_Stated problem_. Find each line holding "JSON" and copy it out.

_Information shown_.
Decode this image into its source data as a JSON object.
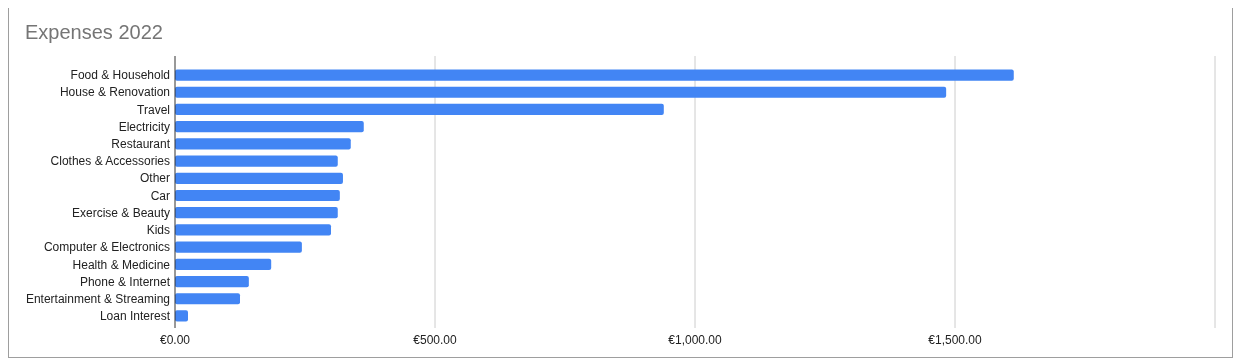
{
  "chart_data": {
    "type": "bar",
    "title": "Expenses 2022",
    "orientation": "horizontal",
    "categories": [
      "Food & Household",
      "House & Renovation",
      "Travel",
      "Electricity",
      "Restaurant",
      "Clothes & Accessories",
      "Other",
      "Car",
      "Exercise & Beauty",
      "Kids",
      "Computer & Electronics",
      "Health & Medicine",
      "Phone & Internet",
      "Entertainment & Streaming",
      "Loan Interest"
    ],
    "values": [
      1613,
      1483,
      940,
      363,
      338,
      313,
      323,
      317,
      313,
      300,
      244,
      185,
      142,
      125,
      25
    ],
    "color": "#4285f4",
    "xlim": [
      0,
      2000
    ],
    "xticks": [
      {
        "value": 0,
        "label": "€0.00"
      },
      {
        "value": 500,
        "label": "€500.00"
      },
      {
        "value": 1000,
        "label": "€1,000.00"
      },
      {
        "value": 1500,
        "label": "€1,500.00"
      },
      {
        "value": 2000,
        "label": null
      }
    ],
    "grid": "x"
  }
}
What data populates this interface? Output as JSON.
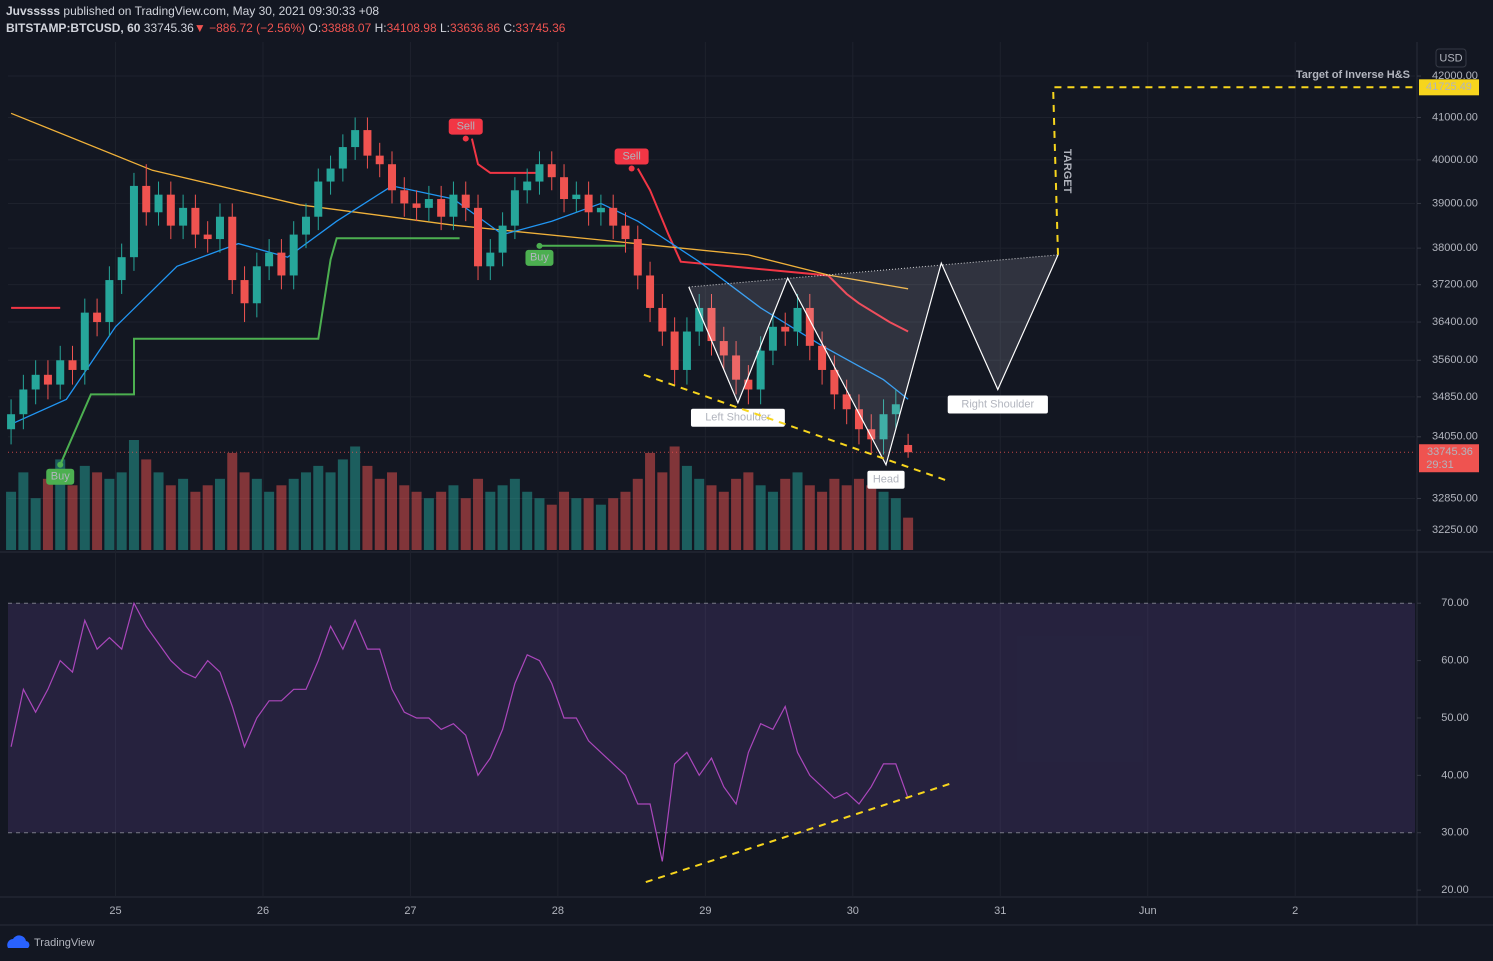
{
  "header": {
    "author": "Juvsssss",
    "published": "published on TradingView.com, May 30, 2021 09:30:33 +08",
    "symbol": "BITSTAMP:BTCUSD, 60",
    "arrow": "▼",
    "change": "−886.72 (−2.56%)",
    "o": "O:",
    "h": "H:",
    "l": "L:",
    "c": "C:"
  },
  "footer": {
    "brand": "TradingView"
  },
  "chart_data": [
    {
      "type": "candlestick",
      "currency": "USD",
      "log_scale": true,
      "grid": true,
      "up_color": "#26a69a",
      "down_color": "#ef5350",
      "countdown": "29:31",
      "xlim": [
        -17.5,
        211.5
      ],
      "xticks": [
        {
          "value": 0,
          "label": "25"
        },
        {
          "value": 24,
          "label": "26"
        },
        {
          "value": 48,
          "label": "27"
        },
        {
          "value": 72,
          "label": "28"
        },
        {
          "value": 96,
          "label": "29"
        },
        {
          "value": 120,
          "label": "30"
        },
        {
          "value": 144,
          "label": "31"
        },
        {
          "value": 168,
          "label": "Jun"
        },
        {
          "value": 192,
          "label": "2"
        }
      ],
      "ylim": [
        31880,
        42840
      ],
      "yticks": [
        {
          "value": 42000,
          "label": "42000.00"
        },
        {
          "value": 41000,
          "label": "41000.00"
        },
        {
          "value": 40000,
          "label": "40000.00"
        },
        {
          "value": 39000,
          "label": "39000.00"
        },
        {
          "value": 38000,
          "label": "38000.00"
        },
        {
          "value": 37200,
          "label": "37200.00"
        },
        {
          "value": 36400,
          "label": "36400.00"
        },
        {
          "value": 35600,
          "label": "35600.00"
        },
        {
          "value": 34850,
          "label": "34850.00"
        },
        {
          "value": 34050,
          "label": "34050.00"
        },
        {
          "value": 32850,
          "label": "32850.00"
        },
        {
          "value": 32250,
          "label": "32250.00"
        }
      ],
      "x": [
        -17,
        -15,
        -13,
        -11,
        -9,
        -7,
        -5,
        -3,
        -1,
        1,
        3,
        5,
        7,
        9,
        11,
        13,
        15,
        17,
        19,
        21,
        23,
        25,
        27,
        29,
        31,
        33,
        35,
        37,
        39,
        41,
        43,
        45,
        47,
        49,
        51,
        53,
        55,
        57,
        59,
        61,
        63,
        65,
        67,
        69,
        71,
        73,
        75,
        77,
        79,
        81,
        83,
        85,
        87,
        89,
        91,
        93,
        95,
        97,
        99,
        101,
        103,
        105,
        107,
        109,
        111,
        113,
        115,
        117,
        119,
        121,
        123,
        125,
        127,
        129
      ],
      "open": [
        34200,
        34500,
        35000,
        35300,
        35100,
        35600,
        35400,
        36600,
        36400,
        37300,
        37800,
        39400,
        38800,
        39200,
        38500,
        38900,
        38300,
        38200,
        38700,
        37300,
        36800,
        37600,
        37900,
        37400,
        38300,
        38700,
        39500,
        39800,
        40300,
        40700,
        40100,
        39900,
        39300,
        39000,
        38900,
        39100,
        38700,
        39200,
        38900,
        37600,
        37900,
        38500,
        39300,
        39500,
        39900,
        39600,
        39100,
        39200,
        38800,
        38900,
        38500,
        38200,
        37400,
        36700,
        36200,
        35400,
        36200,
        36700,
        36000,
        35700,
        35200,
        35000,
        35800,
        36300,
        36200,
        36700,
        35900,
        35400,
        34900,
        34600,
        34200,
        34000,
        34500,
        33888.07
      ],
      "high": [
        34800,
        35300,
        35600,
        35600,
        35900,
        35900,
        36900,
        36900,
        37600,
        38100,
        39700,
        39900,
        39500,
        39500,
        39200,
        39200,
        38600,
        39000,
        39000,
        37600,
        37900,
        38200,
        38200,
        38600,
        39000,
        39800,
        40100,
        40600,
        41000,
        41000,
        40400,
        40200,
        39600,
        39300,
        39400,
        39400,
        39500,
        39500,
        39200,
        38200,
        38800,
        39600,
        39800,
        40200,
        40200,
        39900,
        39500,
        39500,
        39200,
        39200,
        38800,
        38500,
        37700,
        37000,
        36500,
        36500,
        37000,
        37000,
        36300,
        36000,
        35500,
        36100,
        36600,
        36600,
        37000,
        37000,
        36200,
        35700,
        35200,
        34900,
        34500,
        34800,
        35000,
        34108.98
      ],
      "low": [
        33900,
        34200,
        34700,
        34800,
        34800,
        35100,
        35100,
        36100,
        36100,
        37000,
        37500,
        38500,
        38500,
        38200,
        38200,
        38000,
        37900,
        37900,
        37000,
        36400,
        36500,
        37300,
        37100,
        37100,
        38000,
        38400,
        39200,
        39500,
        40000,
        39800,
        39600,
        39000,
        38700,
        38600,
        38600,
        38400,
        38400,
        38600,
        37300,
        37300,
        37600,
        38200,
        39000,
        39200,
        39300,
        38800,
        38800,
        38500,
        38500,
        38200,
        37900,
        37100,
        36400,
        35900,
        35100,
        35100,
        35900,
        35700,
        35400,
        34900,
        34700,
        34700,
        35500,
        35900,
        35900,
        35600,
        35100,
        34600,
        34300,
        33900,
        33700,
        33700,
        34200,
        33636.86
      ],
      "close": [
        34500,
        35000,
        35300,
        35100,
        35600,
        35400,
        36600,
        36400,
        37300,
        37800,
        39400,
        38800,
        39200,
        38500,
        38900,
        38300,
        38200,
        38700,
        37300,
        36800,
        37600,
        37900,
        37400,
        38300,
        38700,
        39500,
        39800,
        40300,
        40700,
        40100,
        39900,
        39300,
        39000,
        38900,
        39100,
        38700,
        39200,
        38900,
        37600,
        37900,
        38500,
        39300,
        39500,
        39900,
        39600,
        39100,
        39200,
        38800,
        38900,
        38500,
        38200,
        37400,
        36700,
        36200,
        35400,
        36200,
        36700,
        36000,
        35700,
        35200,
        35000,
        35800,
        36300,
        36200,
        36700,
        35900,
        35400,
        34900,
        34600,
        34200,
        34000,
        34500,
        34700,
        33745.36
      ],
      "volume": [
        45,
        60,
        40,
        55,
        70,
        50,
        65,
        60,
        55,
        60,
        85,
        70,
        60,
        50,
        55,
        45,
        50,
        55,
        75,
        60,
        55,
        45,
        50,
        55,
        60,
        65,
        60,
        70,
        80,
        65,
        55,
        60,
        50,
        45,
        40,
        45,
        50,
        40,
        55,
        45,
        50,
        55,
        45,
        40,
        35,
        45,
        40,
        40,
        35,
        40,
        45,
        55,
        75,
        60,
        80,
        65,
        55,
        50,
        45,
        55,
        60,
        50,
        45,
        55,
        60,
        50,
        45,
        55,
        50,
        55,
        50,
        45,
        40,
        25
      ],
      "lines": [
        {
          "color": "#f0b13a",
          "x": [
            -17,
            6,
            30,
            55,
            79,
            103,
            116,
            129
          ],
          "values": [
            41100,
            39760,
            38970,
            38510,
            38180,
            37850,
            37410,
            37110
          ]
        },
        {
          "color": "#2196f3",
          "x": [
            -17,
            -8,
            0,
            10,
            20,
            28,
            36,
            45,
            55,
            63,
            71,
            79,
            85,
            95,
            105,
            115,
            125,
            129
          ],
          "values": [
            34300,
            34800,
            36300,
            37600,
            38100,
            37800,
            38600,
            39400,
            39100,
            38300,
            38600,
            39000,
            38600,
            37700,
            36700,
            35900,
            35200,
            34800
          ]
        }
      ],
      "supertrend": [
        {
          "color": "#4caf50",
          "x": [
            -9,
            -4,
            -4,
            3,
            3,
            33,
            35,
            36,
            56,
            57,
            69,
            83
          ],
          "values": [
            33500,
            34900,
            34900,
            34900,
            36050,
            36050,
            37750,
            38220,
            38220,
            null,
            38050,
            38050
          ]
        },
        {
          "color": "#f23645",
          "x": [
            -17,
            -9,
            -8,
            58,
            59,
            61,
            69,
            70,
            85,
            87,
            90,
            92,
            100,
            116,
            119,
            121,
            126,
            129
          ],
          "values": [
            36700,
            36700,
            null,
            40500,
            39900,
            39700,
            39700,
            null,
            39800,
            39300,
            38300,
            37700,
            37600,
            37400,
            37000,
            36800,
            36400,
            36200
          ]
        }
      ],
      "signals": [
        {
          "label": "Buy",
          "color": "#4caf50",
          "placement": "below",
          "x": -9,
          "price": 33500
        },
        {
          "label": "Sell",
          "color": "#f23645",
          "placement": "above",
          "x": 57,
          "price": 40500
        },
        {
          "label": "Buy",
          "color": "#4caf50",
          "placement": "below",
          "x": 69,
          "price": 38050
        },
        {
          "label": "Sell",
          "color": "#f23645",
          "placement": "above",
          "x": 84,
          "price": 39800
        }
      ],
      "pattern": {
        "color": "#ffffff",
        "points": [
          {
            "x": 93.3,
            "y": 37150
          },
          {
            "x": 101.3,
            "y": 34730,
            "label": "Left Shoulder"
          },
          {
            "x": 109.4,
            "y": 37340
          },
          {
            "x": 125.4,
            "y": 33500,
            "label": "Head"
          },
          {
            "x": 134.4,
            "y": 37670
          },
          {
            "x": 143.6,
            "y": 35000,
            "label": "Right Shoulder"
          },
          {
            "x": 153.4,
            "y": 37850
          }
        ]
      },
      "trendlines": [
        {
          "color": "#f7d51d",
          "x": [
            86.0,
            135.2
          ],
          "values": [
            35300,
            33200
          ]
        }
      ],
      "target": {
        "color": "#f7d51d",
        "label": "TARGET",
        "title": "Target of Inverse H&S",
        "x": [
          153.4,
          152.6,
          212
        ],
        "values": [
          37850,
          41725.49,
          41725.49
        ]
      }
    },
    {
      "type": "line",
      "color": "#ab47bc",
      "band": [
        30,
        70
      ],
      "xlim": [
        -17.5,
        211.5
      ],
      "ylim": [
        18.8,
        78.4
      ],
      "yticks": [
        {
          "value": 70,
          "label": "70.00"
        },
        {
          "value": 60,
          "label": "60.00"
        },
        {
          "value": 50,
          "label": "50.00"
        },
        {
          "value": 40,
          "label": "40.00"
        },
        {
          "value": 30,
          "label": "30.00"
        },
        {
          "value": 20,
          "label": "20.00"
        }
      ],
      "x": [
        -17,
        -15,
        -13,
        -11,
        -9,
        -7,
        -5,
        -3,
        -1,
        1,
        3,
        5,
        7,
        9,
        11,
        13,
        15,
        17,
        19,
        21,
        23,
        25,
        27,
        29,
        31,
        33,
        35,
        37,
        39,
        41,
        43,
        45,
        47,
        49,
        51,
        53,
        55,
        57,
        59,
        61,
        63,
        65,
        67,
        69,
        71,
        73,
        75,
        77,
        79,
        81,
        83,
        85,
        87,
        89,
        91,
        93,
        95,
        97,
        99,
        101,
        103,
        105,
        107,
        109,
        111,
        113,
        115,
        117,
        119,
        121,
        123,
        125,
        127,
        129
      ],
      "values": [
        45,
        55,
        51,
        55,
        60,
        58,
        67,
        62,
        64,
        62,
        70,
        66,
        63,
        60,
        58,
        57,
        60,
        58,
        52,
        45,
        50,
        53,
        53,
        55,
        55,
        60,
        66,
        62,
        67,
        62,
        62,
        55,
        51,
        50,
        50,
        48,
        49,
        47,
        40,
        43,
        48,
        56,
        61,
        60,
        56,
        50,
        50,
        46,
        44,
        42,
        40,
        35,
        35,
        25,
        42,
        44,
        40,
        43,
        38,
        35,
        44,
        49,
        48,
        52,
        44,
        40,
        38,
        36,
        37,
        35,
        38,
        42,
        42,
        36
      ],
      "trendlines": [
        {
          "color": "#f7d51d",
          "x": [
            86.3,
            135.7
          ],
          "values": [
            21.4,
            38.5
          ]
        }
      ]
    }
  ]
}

_Solved exercise_.
Decode this image into its source data as a JSON object.
What data populates this interface? Output as JSON.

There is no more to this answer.